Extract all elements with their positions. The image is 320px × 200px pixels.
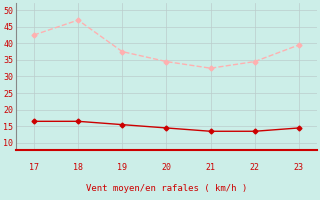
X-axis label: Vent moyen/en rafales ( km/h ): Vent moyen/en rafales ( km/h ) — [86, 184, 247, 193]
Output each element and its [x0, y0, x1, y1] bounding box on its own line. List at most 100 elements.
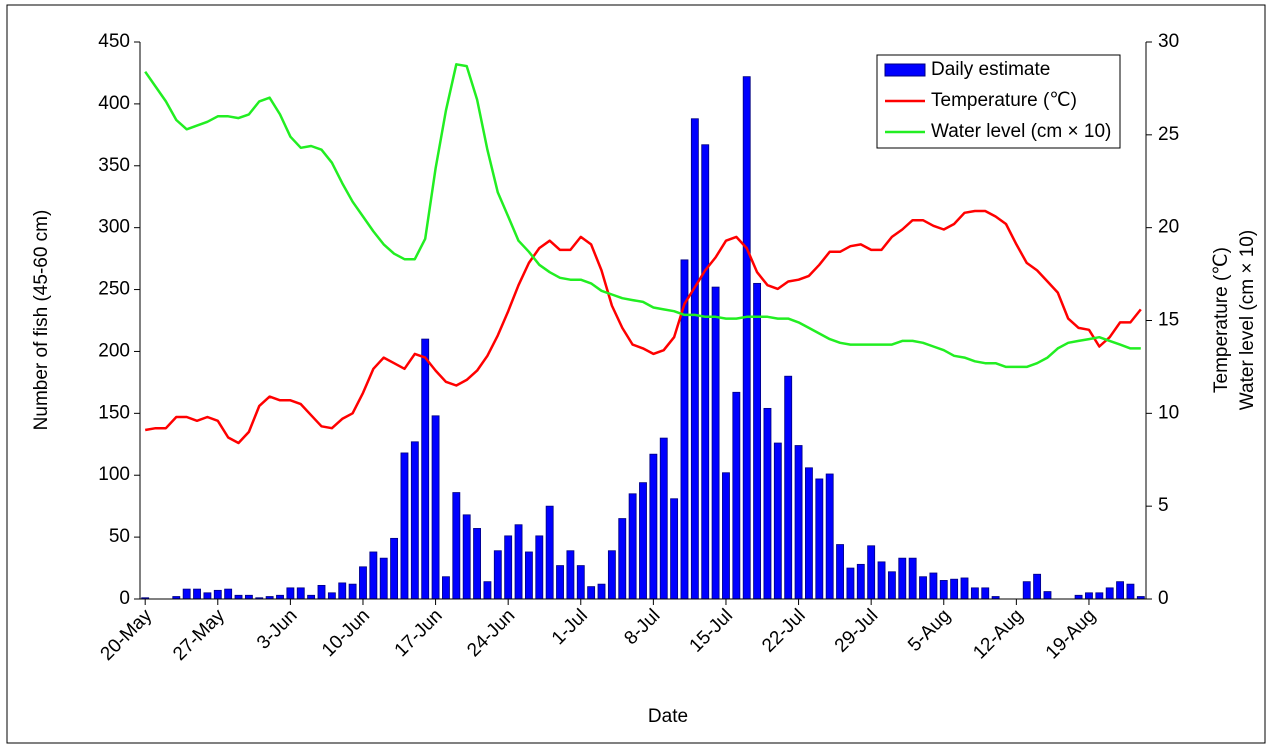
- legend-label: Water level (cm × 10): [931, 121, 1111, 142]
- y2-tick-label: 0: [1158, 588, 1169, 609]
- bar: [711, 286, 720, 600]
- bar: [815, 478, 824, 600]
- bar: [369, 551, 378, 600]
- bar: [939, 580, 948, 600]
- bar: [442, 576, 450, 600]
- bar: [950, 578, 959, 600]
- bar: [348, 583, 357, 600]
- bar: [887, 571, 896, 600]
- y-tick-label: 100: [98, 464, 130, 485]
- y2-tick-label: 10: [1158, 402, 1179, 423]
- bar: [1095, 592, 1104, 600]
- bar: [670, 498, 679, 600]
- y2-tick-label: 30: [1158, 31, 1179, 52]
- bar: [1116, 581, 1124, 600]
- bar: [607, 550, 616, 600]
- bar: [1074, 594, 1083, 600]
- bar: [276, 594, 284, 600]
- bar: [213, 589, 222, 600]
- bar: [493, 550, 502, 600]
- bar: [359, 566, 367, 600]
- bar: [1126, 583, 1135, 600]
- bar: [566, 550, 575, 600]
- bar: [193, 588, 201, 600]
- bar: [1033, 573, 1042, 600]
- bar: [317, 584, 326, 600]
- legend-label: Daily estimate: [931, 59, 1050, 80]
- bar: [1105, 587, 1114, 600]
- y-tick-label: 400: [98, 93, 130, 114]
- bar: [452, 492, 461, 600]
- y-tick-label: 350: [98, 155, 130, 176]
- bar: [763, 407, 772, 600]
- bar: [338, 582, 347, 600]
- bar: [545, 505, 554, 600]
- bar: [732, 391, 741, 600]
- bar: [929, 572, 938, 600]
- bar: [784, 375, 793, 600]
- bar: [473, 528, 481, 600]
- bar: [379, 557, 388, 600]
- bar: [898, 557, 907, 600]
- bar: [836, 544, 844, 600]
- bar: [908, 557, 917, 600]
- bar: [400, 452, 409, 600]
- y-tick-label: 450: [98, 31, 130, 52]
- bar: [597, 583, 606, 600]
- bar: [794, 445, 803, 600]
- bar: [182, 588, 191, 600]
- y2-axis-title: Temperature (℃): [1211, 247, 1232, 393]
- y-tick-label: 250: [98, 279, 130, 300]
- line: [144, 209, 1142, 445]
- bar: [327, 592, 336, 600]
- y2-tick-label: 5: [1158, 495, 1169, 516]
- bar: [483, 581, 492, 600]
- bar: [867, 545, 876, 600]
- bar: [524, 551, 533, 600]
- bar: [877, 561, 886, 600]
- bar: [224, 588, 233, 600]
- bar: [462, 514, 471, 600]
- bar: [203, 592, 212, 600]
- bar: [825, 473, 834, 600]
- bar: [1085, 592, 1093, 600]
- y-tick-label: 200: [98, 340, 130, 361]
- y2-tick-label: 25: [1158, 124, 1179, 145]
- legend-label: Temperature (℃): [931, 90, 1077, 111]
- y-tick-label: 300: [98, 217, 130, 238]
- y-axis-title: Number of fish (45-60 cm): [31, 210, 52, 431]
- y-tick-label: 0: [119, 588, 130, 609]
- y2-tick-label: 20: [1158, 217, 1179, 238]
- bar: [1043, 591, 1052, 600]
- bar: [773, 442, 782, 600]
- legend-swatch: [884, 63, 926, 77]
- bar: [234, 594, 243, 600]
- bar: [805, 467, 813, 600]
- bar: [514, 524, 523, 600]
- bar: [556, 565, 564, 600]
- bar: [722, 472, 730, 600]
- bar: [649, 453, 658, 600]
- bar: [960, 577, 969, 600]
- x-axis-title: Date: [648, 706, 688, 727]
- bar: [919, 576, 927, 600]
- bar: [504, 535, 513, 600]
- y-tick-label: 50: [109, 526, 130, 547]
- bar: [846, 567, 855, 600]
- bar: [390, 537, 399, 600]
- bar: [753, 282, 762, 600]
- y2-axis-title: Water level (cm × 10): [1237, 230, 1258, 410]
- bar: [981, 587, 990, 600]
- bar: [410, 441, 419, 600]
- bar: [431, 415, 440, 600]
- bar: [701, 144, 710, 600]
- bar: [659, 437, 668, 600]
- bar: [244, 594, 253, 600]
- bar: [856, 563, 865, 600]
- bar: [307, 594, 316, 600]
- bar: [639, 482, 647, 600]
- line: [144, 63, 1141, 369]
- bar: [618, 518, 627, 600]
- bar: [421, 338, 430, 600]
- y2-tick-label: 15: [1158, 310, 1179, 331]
◇ ◇ ◇ ◇ ◇
Task objective: Please convert the listing lines into a JSON list of strings, starting at the line containing "- legend-label: Water" and ending at the line containing "- bar: [327, 592, 336, 600]", with both of those lines included. Give one string per line and leave out blank lines.

Result of this task:
[
  "- legend-label: Water level (cm × 10): [931, 121, 1111, 142]",
  "- y2-tick-label: 0: [1158, 588, 1169, 609]",
  "- bar: [711, 286, 720, 600]",
  "- bar: [815, 478, 824, 600]",
  "- bar: [369, 551, 378, 600]",
  "- bar: [939, 580, 948, 600]",
  "- bar: [442, 576, 450, 600]",
  "- bar: [950, 578, 959, 600]",
  "- bar: [348, 583, 357, 600]",
  "- bar: [887, 571, 896, 600]",
  "- y-tick-label: 100: [98, 464, 130, 485]",
  "- y2-tick-label: 10: [1158, 402, 1179, 423]",
  "- bar: [1095, 592, 1104, 600]",
  "- bar: [670, 498, 679, 600]",
  "- y2-tick-label: 30: [1158, 31, 1179, 52]",
  "- bar: [1116, 581, 1124, 600]",
  "- bar: [607, 550, 616, 600]",
  "- bar: [1074, 594, 1083, 600]",
  "- bar: [276, 594, 284, 600]",
  "- bar: [213, 589, 222, 600]",
  "- bar: [493, 550, 502, 600]",
  "- bar: [359, 566, 367, 600]",
  "- bar: [1126, 583, 1135, 600]",
  "- bar: [566, 550, 575, 600]",
  "- bar: [193, 588, 201, 600]",
  "- bar: [1033, 573, 1042, 600]",
  "- bar: [317, 584, 326, 600]",
  "- legend-label: Daily estimate: [931, 59, 1050, 80]",
  "- bar: [1105, 587, 1114, 600]",
  "- y-tick-label: 400: [98, 93, 130, 114]",
  "- bar: [452, 492, 461, 600]",
  "- y-tick-label: 350: [98, 155, 130, 176]",
  "- bar: [763, 407, 772, 600]",
  "- bar: [338, 582, 347, 600]",
  "- bar: [545, 505, 554, 600]",
  "- bar: [732, 391, 741, 600]",
  "- bar: [929, 572, 938, 600]",
  "- bar: [784, 375, 793, 600]",
  "- bar: [473, 528, 481, 600]",
  "- bar: [379, 557, 388, 600]",
  "- bar: [898, 557, 907, 600]",
  "- bar: [836, 544, 844, 600]",
  "- bar: [908, 557, 917, 600]",
  "- bar: [400, 452, 409, 600]",
  "- y-tick-label: 450: [98, 31, 130, 52]",
  "- bar: [597, 583, 606, 600]",
  "- bar: [794, 445, 803, 600]",
  "- bar: [182, 588, 191, 600]",
  "- y2-axis-title: Temperature (℃): [1211, 247, 1232, 393]",
  "- y-tick-label: 250: [98, 279, 130, 300]",
  "- line: [144, 209, 1142, 445]",
  "- bar: [327, 592, 336, 600]"
]